• DESCRIPTION OF THE TASK
Locate all lines with the word "text". Copy them.

• PROVIDED DATA
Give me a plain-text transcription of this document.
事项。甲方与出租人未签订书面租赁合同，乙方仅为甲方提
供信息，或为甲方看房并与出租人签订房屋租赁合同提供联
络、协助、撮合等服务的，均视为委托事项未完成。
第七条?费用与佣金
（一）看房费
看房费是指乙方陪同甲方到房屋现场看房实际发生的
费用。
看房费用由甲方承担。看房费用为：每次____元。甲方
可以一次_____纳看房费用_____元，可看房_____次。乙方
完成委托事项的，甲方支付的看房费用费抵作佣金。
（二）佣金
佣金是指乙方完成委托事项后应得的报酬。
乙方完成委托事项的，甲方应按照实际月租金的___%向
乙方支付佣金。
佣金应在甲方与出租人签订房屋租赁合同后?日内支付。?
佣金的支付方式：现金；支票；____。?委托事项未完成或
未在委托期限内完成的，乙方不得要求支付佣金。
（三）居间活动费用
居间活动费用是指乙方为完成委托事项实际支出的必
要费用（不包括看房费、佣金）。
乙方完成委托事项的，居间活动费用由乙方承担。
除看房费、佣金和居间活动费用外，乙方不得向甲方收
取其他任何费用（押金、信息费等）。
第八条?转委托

* * *

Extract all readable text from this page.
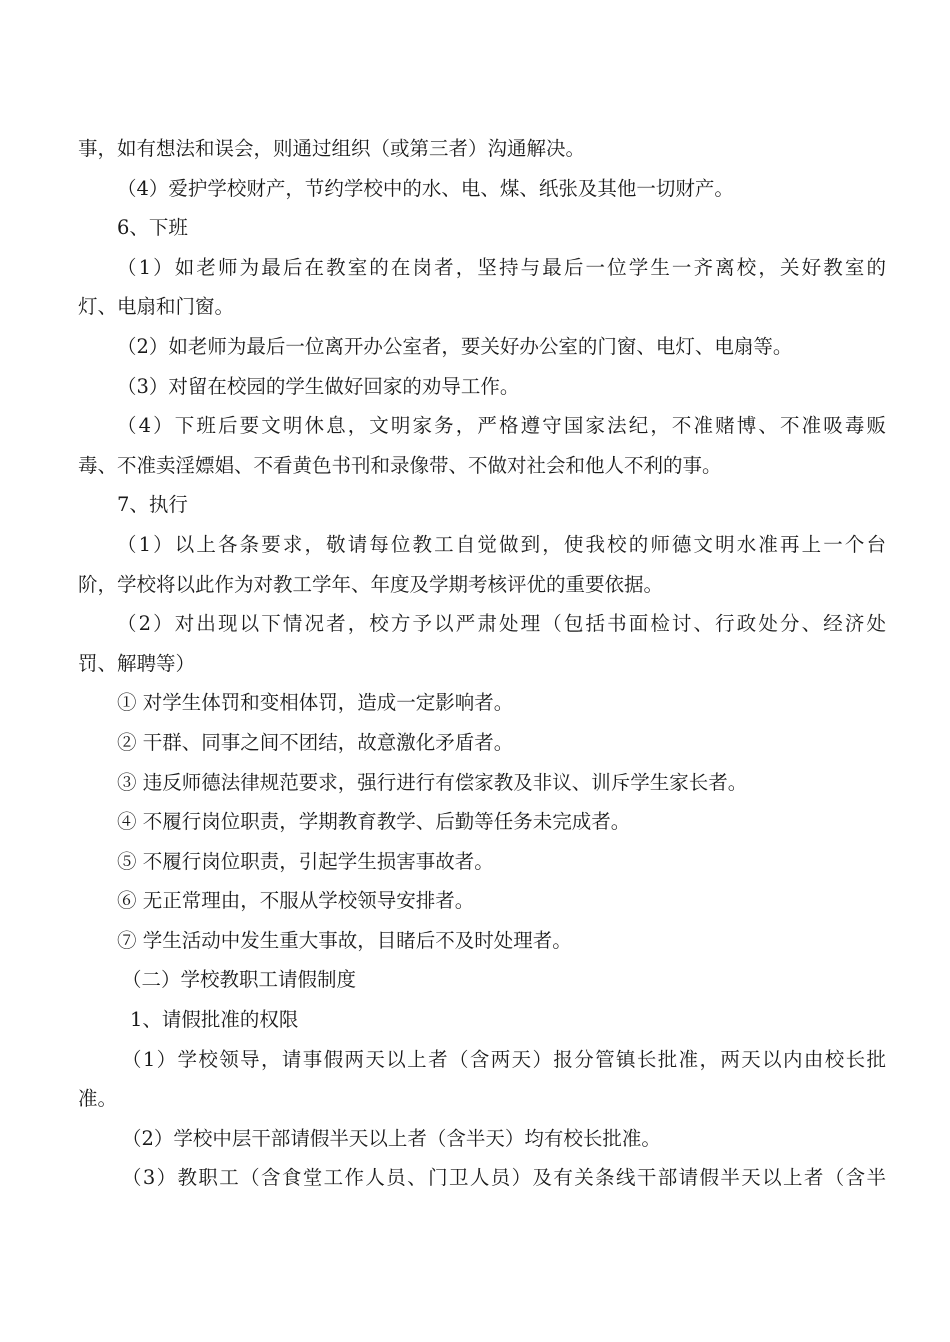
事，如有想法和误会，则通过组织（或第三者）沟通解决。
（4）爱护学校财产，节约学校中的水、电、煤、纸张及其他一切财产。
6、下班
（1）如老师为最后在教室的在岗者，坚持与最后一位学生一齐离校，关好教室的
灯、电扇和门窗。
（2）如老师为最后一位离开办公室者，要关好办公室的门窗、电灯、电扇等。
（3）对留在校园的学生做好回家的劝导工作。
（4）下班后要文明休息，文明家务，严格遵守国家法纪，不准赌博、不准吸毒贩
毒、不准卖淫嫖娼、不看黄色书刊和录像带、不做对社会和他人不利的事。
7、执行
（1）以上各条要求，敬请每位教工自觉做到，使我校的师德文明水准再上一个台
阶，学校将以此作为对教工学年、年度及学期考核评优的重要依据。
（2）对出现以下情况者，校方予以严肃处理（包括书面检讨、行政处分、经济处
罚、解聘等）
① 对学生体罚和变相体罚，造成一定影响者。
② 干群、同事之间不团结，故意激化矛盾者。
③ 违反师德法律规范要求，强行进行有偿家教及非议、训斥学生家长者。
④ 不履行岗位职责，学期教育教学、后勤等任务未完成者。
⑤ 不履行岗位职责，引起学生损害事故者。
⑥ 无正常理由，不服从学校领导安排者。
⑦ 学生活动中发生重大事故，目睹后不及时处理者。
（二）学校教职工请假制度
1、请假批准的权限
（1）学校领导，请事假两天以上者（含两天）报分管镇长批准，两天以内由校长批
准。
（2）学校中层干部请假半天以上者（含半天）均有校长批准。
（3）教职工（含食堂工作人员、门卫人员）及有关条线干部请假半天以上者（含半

• RESULT OF THE EXERCISE
Give me a plain-text transcription of this document.
Extract all readable text from this page.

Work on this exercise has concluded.